> **The exercise**
Please copy out, unchanged, the rows from the line with "What elements are" up to and including the line with "title-prefix: Image pairs".

> **Records shown**
————————

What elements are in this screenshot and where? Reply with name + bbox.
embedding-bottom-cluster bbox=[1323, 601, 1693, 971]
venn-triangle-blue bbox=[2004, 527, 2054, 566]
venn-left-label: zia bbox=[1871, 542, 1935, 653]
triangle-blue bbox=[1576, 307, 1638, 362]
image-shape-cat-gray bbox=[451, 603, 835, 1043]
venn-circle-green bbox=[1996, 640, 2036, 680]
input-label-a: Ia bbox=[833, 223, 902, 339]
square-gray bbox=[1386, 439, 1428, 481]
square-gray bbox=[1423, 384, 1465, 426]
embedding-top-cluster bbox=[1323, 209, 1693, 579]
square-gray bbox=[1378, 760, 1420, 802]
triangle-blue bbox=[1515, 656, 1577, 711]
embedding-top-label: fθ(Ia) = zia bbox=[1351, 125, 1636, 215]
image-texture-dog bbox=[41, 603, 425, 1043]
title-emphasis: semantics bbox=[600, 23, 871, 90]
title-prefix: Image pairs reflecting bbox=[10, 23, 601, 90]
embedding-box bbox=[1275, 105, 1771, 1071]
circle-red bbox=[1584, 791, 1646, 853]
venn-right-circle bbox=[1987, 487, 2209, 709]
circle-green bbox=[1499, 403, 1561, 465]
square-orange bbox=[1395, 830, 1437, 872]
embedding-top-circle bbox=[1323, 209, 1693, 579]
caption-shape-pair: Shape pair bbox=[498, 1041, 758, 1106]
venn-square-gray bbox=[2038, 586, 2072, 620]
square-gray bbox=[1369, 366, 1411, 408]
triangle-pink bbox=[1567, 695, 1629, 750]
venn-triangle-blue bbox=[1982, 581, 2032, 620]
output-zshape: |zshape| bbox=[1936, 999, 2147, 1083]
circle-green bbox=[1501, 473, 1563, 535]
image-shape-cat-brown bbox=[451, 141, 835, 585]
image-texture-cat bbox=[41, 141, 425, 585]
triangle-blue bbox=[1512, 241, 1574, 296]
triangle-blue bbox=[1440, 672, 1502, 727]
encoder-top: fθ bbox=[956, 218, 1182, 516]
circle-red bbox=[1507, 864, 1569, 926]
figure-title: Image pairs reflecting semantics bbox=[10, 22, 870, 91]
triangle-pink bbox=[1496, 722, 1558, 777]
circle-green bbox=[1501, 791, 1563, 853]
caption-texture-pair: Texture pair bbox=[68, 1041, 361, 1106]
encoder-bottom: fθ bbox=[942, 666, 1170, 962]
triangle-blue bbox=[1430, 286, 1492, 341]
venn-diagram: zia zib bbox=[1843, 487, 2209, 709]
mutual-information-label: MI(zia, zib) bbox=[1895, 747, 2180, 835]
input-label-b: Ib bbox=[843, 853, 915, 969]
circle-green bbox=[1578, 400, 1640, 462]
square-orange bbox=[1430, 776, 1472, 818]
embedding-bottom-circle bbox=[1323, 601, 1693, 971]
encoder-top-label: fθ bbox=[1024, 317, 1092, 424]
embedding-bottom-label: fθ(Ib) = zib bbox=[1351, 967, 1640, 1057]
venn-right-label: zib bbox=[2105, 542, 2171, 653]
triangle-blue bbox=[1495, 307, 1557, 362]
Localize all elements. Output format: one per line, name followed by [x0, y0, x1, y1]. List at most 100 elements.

————————

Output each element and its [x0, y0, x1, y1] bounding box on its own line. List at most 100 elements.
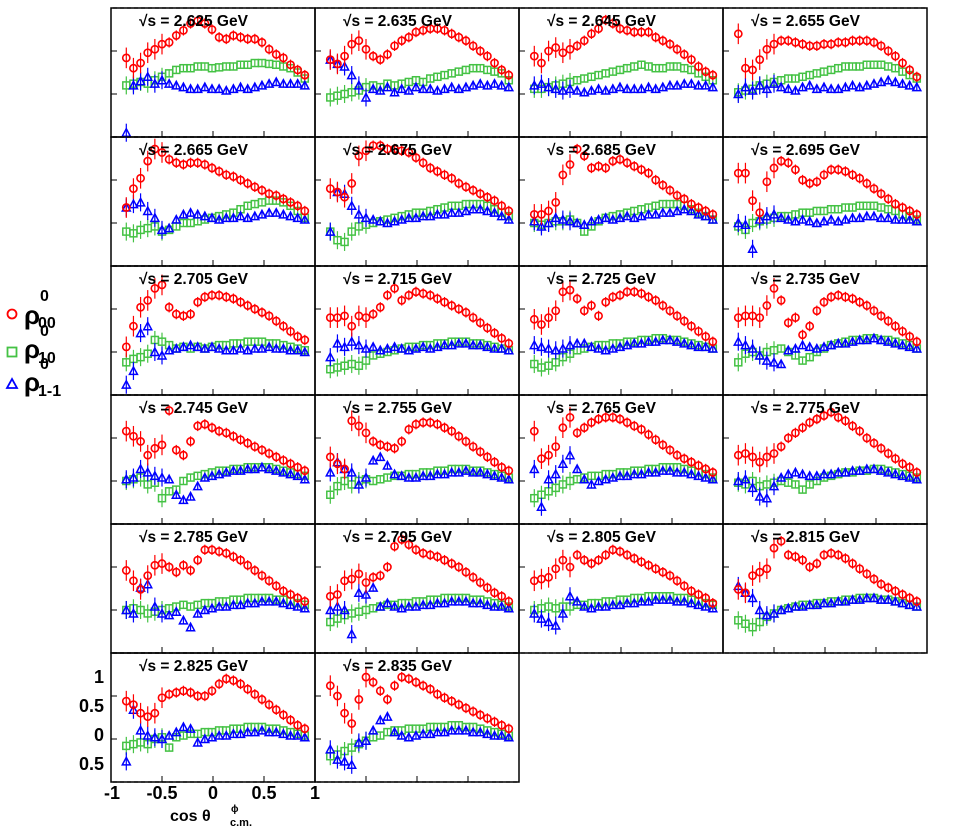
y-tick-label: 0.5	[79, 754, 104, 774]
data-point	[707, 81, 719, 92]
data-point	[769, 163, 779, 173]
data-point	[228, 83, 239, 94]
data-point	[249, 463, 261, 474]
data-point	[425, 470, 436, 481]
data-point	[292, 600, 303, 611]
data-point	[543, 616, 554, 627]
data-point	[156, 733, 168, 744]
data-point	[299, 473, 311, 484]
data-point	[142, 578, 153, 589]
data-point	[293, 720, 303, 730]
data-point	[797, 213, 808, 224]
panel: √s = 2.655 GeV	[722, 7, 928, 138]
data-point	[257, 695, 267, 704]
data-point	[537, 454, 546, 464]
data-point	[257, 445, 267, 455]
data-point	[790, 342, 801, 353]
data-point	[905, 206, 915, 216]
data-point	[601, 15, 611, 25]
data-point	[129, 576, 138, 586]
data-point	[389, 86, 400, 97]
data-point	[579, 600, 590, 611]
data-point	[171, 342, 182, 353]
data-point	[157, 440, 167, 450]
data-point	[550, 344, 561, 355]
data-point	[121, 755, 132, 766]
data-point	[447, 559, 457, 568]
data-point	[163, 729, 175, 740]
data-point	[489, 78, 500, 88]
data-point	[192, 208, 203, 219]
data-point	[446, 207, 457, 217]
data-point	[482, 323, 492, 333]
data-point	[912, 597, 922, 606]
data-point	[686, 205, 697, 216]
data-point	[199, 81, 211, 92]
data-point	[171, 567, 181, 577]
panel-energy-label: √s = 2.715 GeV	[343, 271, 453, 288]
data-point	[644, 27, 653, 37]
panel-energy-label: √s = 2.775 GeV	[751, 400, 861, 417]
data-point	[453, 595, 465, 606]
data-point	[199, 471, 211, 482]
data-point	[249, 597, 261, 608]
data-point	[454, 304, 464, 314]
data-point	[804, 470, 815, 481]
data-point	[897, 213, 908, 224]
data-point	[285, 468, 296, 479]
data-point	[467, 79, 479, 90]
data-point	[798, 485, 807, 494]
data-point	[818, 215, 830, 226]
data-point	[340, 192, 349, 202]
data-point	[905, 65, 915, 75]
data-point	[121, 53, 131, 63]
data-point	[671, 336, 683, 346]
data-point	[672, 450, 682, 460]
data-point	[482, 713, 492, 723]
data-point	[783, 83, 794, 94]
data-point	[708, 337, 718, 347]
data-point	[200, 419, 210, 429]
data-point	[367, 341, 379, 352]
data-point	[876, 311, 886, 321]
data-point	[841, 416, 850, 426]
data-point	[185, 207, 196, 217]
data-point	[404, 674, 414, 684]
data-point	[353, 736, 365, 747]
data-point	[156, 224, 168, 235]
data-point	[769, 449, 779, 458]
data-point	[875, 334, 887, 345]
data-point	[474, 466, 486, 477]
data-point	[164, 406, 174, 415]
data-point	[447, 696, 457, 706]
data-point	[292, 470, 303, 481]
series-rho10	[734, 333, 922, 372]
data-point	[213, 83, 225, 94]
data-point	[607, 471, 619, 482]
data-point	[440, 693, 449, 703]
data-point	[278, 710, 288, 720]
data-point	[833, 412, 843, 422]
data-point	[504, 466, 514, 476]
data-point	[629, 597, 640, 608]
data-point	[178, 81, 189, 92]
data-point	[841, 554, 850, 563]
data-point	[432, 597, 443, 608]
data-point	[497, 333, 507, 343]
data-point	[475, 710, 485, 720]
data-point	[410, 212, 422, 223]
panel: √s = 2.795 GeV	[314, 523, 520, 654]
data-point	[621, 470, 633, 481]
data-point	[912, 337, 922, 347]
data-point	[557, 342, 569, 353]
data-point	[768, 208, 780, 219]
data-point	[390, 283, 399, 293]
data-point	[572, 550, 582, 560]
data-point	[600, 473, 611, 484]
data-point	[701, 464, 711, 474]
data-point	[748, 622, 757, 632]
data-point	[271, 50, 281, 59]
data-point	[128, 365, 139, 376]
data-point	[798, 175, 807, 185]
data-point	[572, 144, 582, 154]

————————

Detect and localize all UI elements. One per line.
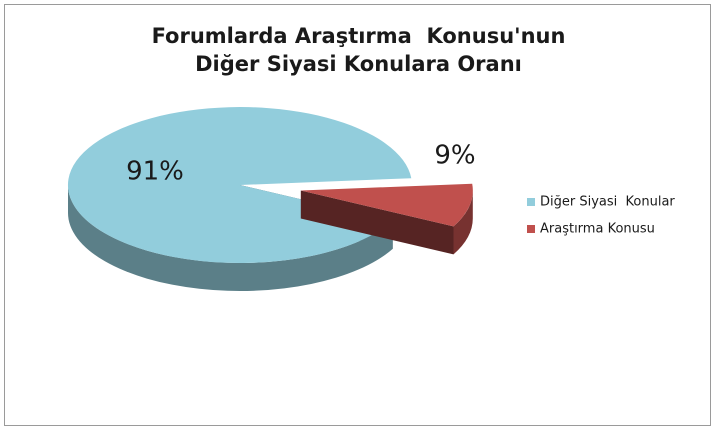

————————

> **Output of the exercise**
What elements are in this screenshot and where? Reply with name + bbox.
embedding-bottom-cluster bbox=[1323, 601, 1693, 971]
venn-triangle-blue bbox=[2004, 527, 2054, 566]
venn-left-label: zia bbox=[1871, 542, 1935, 653]
triangle-blue bbox=[1576, 307, 1638, 362]
image-shape-cat-gray bbox=[451, 603, 835, 1043]
venn-circle-green bbox=[1996, 640, 2036, 680]
input-label-a: Ia bbox=[833, 223, 902, 339]
square-gray bbox=[1386, 439, 1428, 481]
square-gray bbox=[1423, 384, 1465, 426]
embedding-top-cluster bbox=[1323, 209, 1693, 579]
square-gray bbox=[1378, 760, 1420, 802]
triangle-blue bbox=[1515, 656, 1577, 711]
embedding-top-label: fθ(Ia) = zia bbox=[1351, 125, 1636, 215]
image-texture-dog bbox=[41, 603, 425, 1043]
title-emphasis: semantics bbox=[600, 23, 871, 90]
title-prefix: Image pairs reflecting bbox=[10, 23, 601, 90]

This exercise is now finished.